• AIM OF THE TASK: Images excluded, repeat each entry below exactly.

• RECORDS FOR THE EXERCISE:
** BEGIN **
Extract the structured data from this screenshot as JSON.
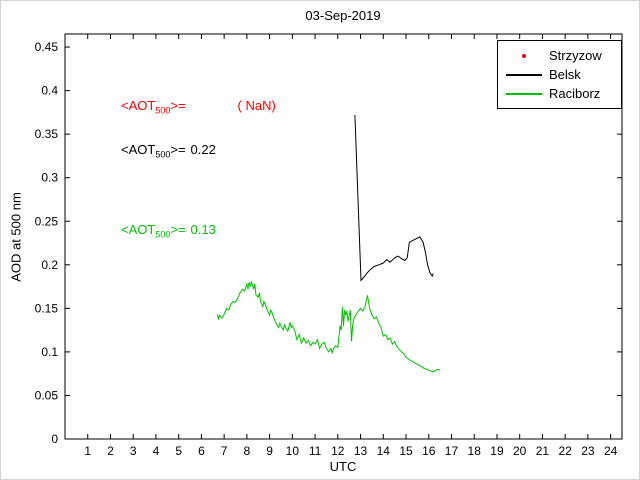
{
  "chart_data": {
    "type": "line",
    "title": "03-Sep-2019",
    "xlabel": "UTC",
    "ylabel": "AOD at 500 nm",
    "xlim": [
      0,
      24.5
    ],
    "ylim": [
      0,
      0.465
    ],
    "xticks": [
      1,
      2,
      3,
      4,
      5,
      6,
      7,
      8,
      9,
      10,
      11,
      12,
      13,
      14,
      15,
      16,
      17,
      18,
      19,
      20,
      21,
      22,
      23,
      24
    ],
    "ytick_labels": [
      "0",
      "0.05",
      "0.1",
      "0.15",
      "0.2",
      "0.25",
      "0.3",
      "0.35",
      "0.4",
      "0.45"
    ],
    "grid": false,
    "legend_position": "top-right",
    "series": [
      {
        "name": "Strzyzow",
        "color": "#ff0000",
        "style": "marker",
        "points": []
      },
      {
        "name": "Belsk",
        "color": "#000000",
        "style": "line",
        "points": [
          [
            12.75,
            0.372
          ],
          [
            13.02,
            0.182
          ],
          [
            13.15,
            0.186
          ],
          [
            13.3,
            0.191
          ],
          [
            13.45,
            0.195
          ],
          [
            13.6,
            0.198
          ],
          [
            13.8,
            0.2
          ],
          [
            14.0,
            0.202
          ],
          [
            14.15,
            0.206
          ],
          [
            14.3,
            0.203
          ],
          [
            14.5,
            0.208
          ],
          [
            14.65,
            0.21
          ],
          [
            14.8,
            0.207
          ],
          [
            14.95,
            0.205
          ],
          [
            15.05,
            0.208
          ],
          [
            15.15,
            0.226
          ],
          [
            15.3,
            0.228
          ],
          [
            15.45,
            0.23
          ],
          [
            15.6,
            0.232
          ],
          [
            15.75,
            0.226
          ],
          [
            15.85,
            0.215
          ],
          [
            15.95,
            0.2
          ],
          [
            16.05,
            0.191
          ],
          [
            16.15,
            0.187
          ],
          [
            16.2,
            0.19
          ]
        ]
      },
      {
        "name": "Raciborz",
        "color": "#00c000",
        "style": "line",
        "points": [
          [
            6.7,
            0.143
          ],
          [
            6.75,
            0.138
          ],
          [
            6.8,
            0.142
          ],
          [
            6.9,
            0.139
          ],
          [
            7.0,
            0.143
          ],
          [
            7.1,
            0.15
          ],
          [
            7.2,
            0.148
          ],
          [
            7.3,
            0.155
          ],
          [
            7.4,
            0.158
          ],
          [
            7.5,
            0.157
          ],
          [
            7.6,
            0.162
          ],
          [
            7.7,
            0.168
          ],
          [
            7.8,
            0.172
          ],
          [
            7.9,
            0.17
          ],
          [
            8.0,
            0.178
          ],
          [
            8.05,
            0.172
          ],
          [
            8.1,
            0.18
          ],
          [
            8.15,
            0.175
          ],
          [
            8.2,
            0.181
          ],
          [
            8.3,
            0.172
          ],
          [
            8.35,
            0.178
          ],
          [
            8.4,
            0.165
          ],
          [
            8.5,
            0.163
          ],
          [
            8.55,
            0.168
          ],
          [
            8.6,
            0.158
          ],
          [
            8.7,
            0.152
          ],
          [
            8.75,
            0.158
          ],
          [
            8.8,
            0.155
          ],
          [
            8.9,
            0.148
          ],
          [
            9.0,
            0.142
          ],
          [
            9.05,
            0.148
          ],
          [
            9.1,
            0.145
          ],
          [
            9.2,
            0.138
          ],
          [
            9.3,
            0.132
          ],
          [
            9.4,
            0.128
          ],
          [
            9.45,
            0.133
          ],
          [
            9.5,
            0.13
          ],
          [
            9.6,
            0.125
          ],
          [
            9.65,
            0.131
          ],
          [
            9.7,
            0.128
          ],
          [
            9.8,
            0.124
          ],
          [
            9.9,
            0.134
          ],
          [
            9.95,
            0.128
          ],
          [
            10.0,
            0.13
          ],
          [
            10.1,
            0.125
          ],
          [
            10.2,
            0.114
          ],
          [
            10.3,
            0.12
          ],
          [
            10.4,
            0.11
          ],
          [
            10.5,
            0.116
          ],
          [
            10.6,
            0.11
          ],
          [
            10.7,
            0.113
          ],
          [
            10.8,
            0.107
          ],
          [
            10.9,
            0.111
          ],
          [
            11.0,
            0.109
          ],
          [
            11.1,
            0.114
          ],
          [
            11.2,
            0.104
          ],
          [
            11.3,
            0.109
          ],
          [
            11.4,
            0.111
          ],
          [
            11.5,
            0.104
          ],
          [
            11.6,
            0.1
          ],
          [
            11.7,
            0.104
          ],
          [
            11.75,
            0.099
          ],
          [
            11.8,
            0.103
          ],
          [
            11.9,
            0.107
          ],
          [
            12.0,
            0.105
          ],
          [
            12.1,
            0.13
          ],
          [
            12.15,
            0.125
          ],
          [
            12.2,
            0.152
          ],
          [
            12.25,
            0.13
          ],
          [
            12.3,
            0.148
          ],
          [
            12.35,
            0.142
          ],
          [
            12.4,
            0.147
          ],
          [
            12.45,
            0.135
          ],
          [
            12.5,
            0.142
          ],
          [
            12.55,
            0.148
          ],
          [
            12.6,
            0.112
          ],
          [
            12.65,
            0.13
          ],
          [
            12.7,
            0.138
          ],
          [
            12.8,
            0.143
          ],
          [
            12.9,
            0.147
          ],
          [
            13.0,
            0.15
          ],
          [
            13.1,
            0.147
          ],
          [
            13.2,
            0.152
          ],
          [
            13.3,
            0.165
          ],
          [
            13.35,
            0.158
          ],
          [
            13.4,
            0.15
          ],
          [
            13.5,
            0.143
          ],
          [
            13.6,
            0.138
          ],
          [
            13.7,
            0.14
          ],
          [
            13.8,
            0.133
          ],
          [
            13.9,
            0.128
          ],
          [
            14.0,
            0.118
          ],
          [
            14.1,
            0.12
          ],
          [
            14.2,
            0.114
          ],
          [
            14.3,
            0.116
          ],
          [
            14.4,
            0.109
          ],
          [
            14.5,
            0.112
          ],
          [
            14.6,
            0.106
          ],
          [
            14.7,
            0.103
          ],
          [
            14.8,
            0.1
          ],
          [
            14.9,
            0.098
          ],
          [
            15.0,
            0.094
          ],
          [
            15.1,
            0.092
          ],
          [
            15.2,
            0.09
          ],
          [
            15.3,
            0.089
          ],
          [
            15.4,
            0.087
          ],
          [
            15.5,
            0.086
          ],
          [
            15.6,
            0.084
          ],
          [
            15.7,
            0.083
          ],
          [
            15.8,
            0.081
          ],
          [
            15.9,
            0.08
          ],
          [
            16.0,
            0.079
          ],
          [
            16.1,
            0.078
          ],
          [
            16.2,
            0.077
          ],
          [
            16.3,
            0.079
          ],
          [
            16.4,
            0.08
          ],
          [
            16.5,
            0.079
          ]
        ]
      }
    ]
  },
  "annotations": [
    {
      "prefix": "<AOT",
      "sub": "500",
      "suffix": ">=",
      "value": "( NaN)",
      "color": "#ff0000"
    },
    {
      "prefix": "<AOT",
      "sub": "500",
      "suffix": ">=",
      "value": "0.22",
      "color": "#000000"
    },
    {
      "prefix": "<AOT",
      "sub": "500",
      "suffix": ">=",
      "value": "0.13",
      "color": "#00c000"
    }
  ],
  "legend": {
    "items": [
      {
        "label": "Strzyzow"
      },
      {
        "label": "Belsk"
      },
      {
        "label": "Raciborz"
      }
    ]
  }
}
** END **
• RESULT:
Extract the structured data from this screenshot as JSON.
{
  "chart_data": {
    "type": "line",
    "title": "03-Sep-2019",
    "xlabel": "UTC",
    "ylabel": "AOD at 500 nm",
    "xlim": [
      0,
      24.5
    ],
    "ylim": [
      0,
      0.465
    ],
    "xticks": [
      1,
      2,
      3,
      4,
      5,
      6,
      7,
      8,
      9,
      10,
      11,
      12,
      13,
      14,
      15,
      16,
      17,
      18,
      19,
      20,
      21,
      22,
      23,
      24
    ],
    "ytick_labels": [
      "0",
      "0.05",
      "0.1",
      "0.15",
      "0.2",
      "0.25",
      "0.3",
      "0.35",
      "0.4",
      "0.45"
    ],
    "grid": false,
    "legend_position": "top-right",
    "series": [
      {
        "name": "Strzyzow",
        "color": "#ff0000",
        "style": "marker",
        "points": []
      },
      {
        "name": "Belsk",
        "color": "#000000",
        "style": "line",
        "points": [
          [
            12.75,
            0.372
          ],
          [
            13.02,
            0.182
          ],
          [
            13.15,
            0.186
          ],
          [
            13.3,
            0.191
          ],
          [
            13.45,
            0.195
          ],
          [
            13.6,
            0.198
          ],
          [
            13.8,
            0.2
          ],
          [
            14.0,
            0.202
          ],
          [
            14.15,
            0.206
          ],
          [
            14.3,
            0.203
          ],
          [
            14.5,
            0.208
          ],
          [
            14.65,
            0.21
          ],
          [
            14.8,
            0.207
          ],
          [
            14.95,
            0.205
          ],
          [
            15.05,
            0.208
          ],
          [
            15.15,
            0.226
          ],
          [
            15.3,
            0.228
          ],
          [
            15.45,
            0.23
          ],
          [
            15.6,
            0.232
          ],
          [
            15.75,
            0.226
          ],
          [
            15.85,
            0.215
          ],
          [
            15.95,
            0.2
          ],
          [
            16.05,
            0.191
          ],
          [
            16.15,
            0.187
          ],
          [
            16.2,
            0.19
          ]
        ]
      },
      {
        "name": "Raciborz",
        "color": "#00c000",
        "style": "line",
        "points": [
          [
            6.7,
            0.143
          ],
          [
            6.75,
            0.138
          ],
          [
            6.8,
            0.142
          ],
          [
            6.9,
            0.139
          ],
          [
            7.0,
            0.143
          ],
          [
            7.1,
            0.15
          ],
          [
            7.2,
            0.148
          ],
          [
            7.3,
            0.155
          ],
          [
            7.4,
            0.158
          ],
          [
            7.5,
            0.157
          ],
          [
            7.6,
            0.162
          ],
          [
            7.7,
            0.168
          ],
          [
            7.8,
            0.172
          ],
          [
            7.9,
            0.17
          ],
          [
            8.0,
            0.178
          ],
          [
            8.05,
            0.172
          ],
          [
            8.1,
            0.18
          ],
          [
            8.15,
            0.175
          ],
          [
            8.2,
            0.181
          ],
          [
            8.3,
            0.172
          ],
          [
            8.35,
            0.178
          ],
          [
            8.4,
            0.165
          ],
          [
            8.5,
            0.163
          ],
          [
            8.55,
            0.168
          ],
          [
            8.6,
            0.158
          ],
          [
            8.7,
            0.152
          ],
          [
            8.75,
            0.158
          ],
          [
            8.8,
            0.155
          ],
          [
            8.9,
            0.148
          ],
          [
            9.0,
            0.142
          ],
          [
            9.05,
            0.148
          ],
          [
            9.1,
            0.145
          ],
          [
            9.2,
            0.138
          ],
          [
            9.3,
            0.132
          ],
          [
            9.4,
            0.128
          ],
          [
            9.45,
            0.133
          ],
          [
            9.5,
            0.13
          ],
          [
            9.6,
            0.125
          ],
          [
            9.65,
            0.131
          ],
          [
            9.7,
            0.128
          ],
          [
            9.8,
            0.124
          ],
          [
            9.9,
            0.134
          ],
          [
            9.95,
            0.128
          ],
          [
            10.0,
            0.13
          ],
          [
            10.1,
            0.125
          ],
          [
            10.2,
            0.114
          ],
          [
            10.3,
            0.12
          ],
          [
            10.4,
            0.11
          ],
          [
            10.5,
            0.116
          ],
          [
            10.6,
            0.11
          ],
          [
            10.7,
            0.113
          ],
          [
            10.8,
            0.107
          ],
          [
            10.9,
            0.111
          ],
          [
            11.0,
            0.109
          ],
          [
            11.1,
            0.114
          ],
          [
            11.2,
            0.104
          ],
          [
            11.3,
            0.109
          ],
          [
            11.4,
            0.111
          ],
          [
            11.5,
            0.104
          ],
          [
            11.6,
            0.1
          ],
          [
            11.7,
            0.104
          ],
          [
            11.75,
            0.099
          ],
          [
            11.8,
            0.103
          ],
          [
            11.9,
            0.107
          ],
          [
            12.0,
            0.105
          ],
          [
            12.1,
            0.13
          ],
          [
            12.15,
            0.125
          ],
          [
            12.2,
            0.152
          ],
          [
            12.25,
            0.13
          ],
          [
            12.3,
            0.148
          ],
          [
            12.35,
            0.142
          ],
          [
            12.4,
            0.147
          ],
          [
            12.45,
            0.135
          ],
          [
            12.5,
            0.142
          ],
          [
            12.55,
            0.148
          ],
          [
            12.6,
            0.112
          ],
          [
            12.65,
            0.13
          ],
          [
            12.7,
            0.138
          ],
          [
            12.8,
            0.143
          ],
          [
            12.9,
            0.147
          ],
          [
            13.0,
            0.15
          ],
          [
            13.1,
            0.147
          ],
          [
            13.2,
            0.152
          ],
          [
            13.3,
            0.165
          ],
          [
            13.35,
            0.158
          ],
          [
            13.4,
            0.15
          ],
          [
            13.5,
            0.143
          ],
          [
            13.6,
            0.138
          ],
          [
            13.7,
            0.14
          ],
          [
            13.8,
            0.133
          ],
          [
            13.9,
            0.128
          ],
          [
            14.0,
            0.118
          ],
          [
            14.1,
            0.12
          ],
          [
            14.2,
            0.114
          ],
          [
            14.3,
            0.116
          ],
          [
            14.4,
            0.109
          ],
          [
            14.5,
            0.112
          ],
          [
            14.6,
            0.106
          ],
          [
            14.7,
            0.103
          ],
          [
            14.8,
            0.1
          ],
          [
            14.9,
            0.098
          ],
          [
            15.0,
            0.094
          ],
          [
            15.1,
            0.092
          ],
          [
            15.2,
            0.09
          ],
          [
            15.3,
            0.089
          ],
          [
            15.4,
            0.087
          ],
          [
            15.5,
            0.086
          ],
          [
            15.6,
            0.084
          ],
          [
            15.7,
            0.083
          ],
          [
            15.8,
            0.081
          ],
          [
            15.9,
            0.08
          ],
          [
            16.0,
            0.079
          ],
          [
            16.1,
            0.078
          ],
          [
            16.2,
            0.077
          ],
          [
            16.3,
            0.079
          ],
          [
            16.4,
            0.08
          ],
          [
            16.5,
            0.079
          ]
        ]
      }
    ]
  },
  "annotations": [
    {
      "prefix": "<AOT",
      "sub": "500",
      "suffix": ">=",
      "value": "( NaN)",
      "color": "#ff0000"
    },
    {
      "prefix": "<AOT",
      "sub": "500",
      "suffix": ">=",
      "value": "0.22",
      "color": "#000000"
    },
    {
      "prefix": "<AOT",
      "sub": "500",
      "suffix": ">=",
      "value": "0.13",
      "color": "#00c000"
    }
  ],
  "legend": {
    "items": [
      {
        "label": "Strzyzow"
      },
      {
        "label": "Belsk"
      },
      {
        "label": "Raciborz"
      }
    ]
  }
}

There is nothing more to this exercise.